- [What is needed]:
The listing below must be repeated word for word, with its images excluded.

- [Exercise material]:
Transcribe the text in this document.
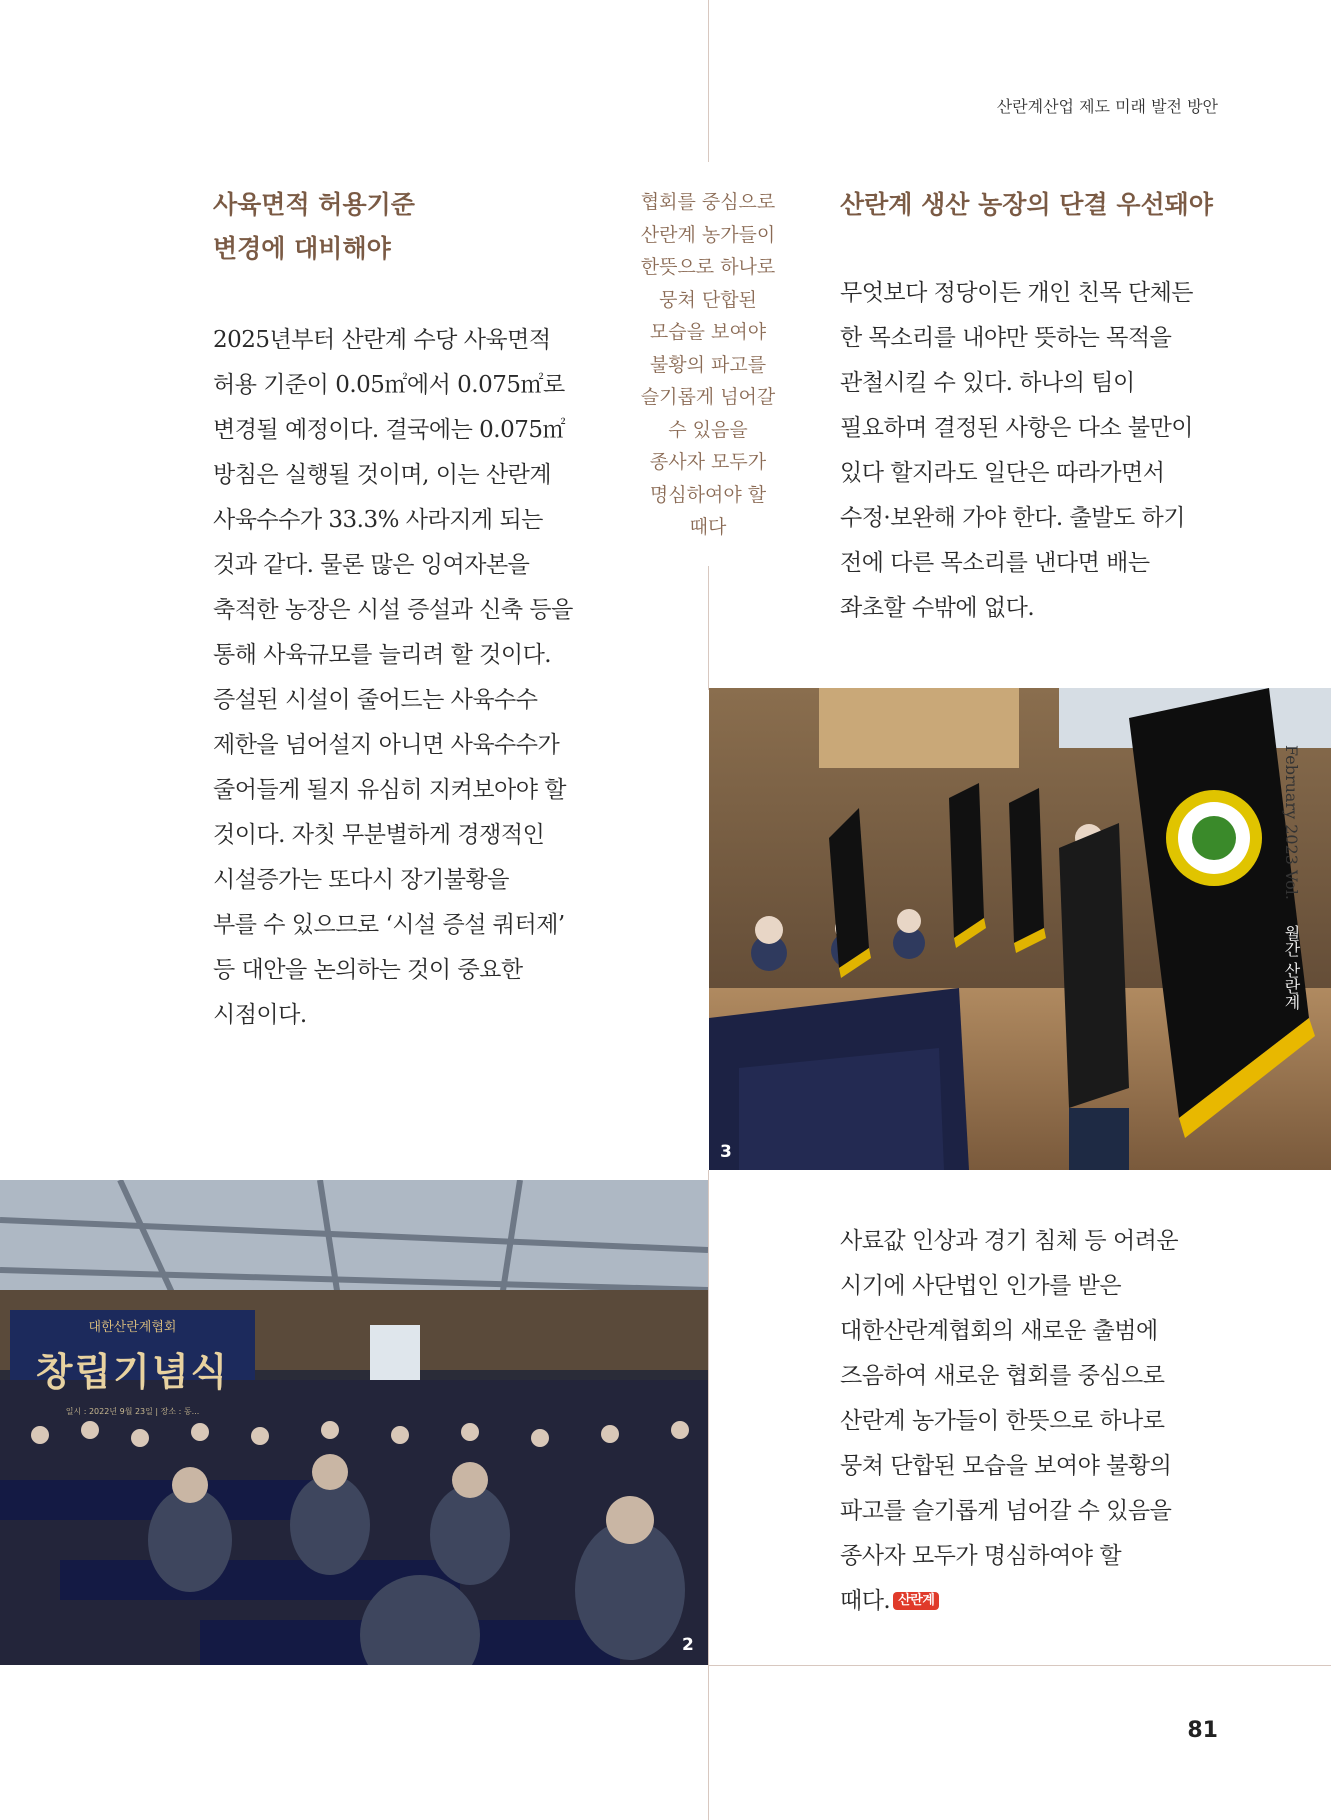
산란계산업 제도 미래 발전 방안
사육면적 허용기준
변경에 대비해야

2025년부터 산란계 수당 사육면적
허용 기준이 0.05㎡에서 0.075㎡로
변경될 예정이다. 결국에는 0.075㎡
방침은 실행될 것이며, 이는 산란계
사육수수가 33.3% 사라지게 되는
것과 같다. 물론 많은 잉여자본을
축적한 농장은 시설 증설과 신축 등을
통해 사육규모를 늘리려 할 것이다.
증설된 시설이 줄어드는 사육수수
제한을 넘어설지 아니면 사육수수가
줄어들게 될지 유심히 지켜보아야 할
것이다. 자칫 무분별하게 경쟁적인
시설증가는 또다시 장기불황을
부를 수 있으므로 ‘시설 증설 쿼터제’
등 대안을 논의하는 것이 중요한
시점이다.

협회를 중심으로
산란계 농가들이
한뜻으로 하나로
뭉쳐 단합된
모습을 보여야
불황의 파고를
슬기롭게 넘어갈
수 있음을
종사자 모두가
명심하여야 할
때다

산란계 생산 농장의 단결 우선돼야

무엇보다 정당이든 개인 친목 단체든
한 목소리를 내야만 뜻하는 목적을
관철시킬 수 있다. 하나의 팀이
필요하며 결정된 사항은 다소 불만이
있다 할지라도 일단은 따라가면서
수정·보완해 가야 한다. 출발도 하기
전에 다른 목소리를 낸다면 배는
좌초할 수밖에 없다.

3
February 2023 Vol. 월간 산란계
대한산란계협회
창립기념식
일시 : 2022년 9월 23일 | 장소 : 동...
2

사료값 인상과 경기 침체 등 어려운
시기에 사단법인 인가를 받은
대한산란계협회의 새로운 출범에
즈음하여 새로운 협회를 중심으로
산란계 농가들이 한뜻으로 하나로
뭉쳐 단합된 모습을 보여야 불황의
파고를 슬기롭게 넘어갈 수 있음을
종사자 모두가 명심하여야 할
때다. 산란계

81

- [The reply]:
Transcribe the text in this document.
산란계산업 제도 미래 발전 방안
사육면적 허용기준
변경에 대비해야

2025년부터 산란계 수당 사육면적
허용 기준이 0.05㎡에서 0.075㎡로
변경될 예정이다. 결국에는 0.075㎡
방침은 실행될 것이며, 이는 산란계
사육수수가 33.3% 사라지게 되는
것과 같다. 물론 많은 잉여자본을
축적한 농장은 시설 증설과 신축 등을
통해 사육규모를 늘리려 할 것이다.
증설된 시설이 줄어드는 사육수수
제한을 넘어설지 아니면 사육수수가
줄어들게 될지 유심히 지켜보아야 할
것이다. 자칫 무분별하게 경쟁적인
시설증가는 또다시 장기불황을
부를 수 있으므로 ‘시설 증설 쿼터제’
등 대안을 논의하는 것이 중요한
시점이다.

협회를 중심으로
산란계 농가들이
한뜻으로 하나로
뭉쳐 단합된
모습을 보여야
불황의 파고를
슬기롭게 넘어갈
수 있음을
종사자 모두가
명심하여야 할
때다

산란계 생산 농장의 단결 우선돼야

무엇보다 정당이든 개인 친목 단체든
한 목소리를 내야만 뜻하는 목적을
관철시킬 수 있다. 하나의 팀이
필요하며 결정된 사항은 다소 불만이
있다 할지라도 일단은 따라가면서
수정·보완해 가야 한다. 출발도 하기
전에 다른 목소리를 낸다면 배는
좌초할 수밖에 없다.

3
February 2023 Vol. 월간 산란계
대한산란계협회
창립기념식
일시 : 2022년 9월 23일 | 장소 : 동...
2

사료값 인상과 경기 침체 등 어려운
시기에 사단법인 인가를 받은
대한산란계협회의 새로운 출범에
즈음하여 새로운 협회를 중심으로
산란계 농가들이 한뜻으로 하나로
뭉쳐 단합된 모습을 보여야 불황의
파고를 슬기롭게 넘어갈 수 있음을
종사자 모두가 명심하여야 할
때다. 산란계

81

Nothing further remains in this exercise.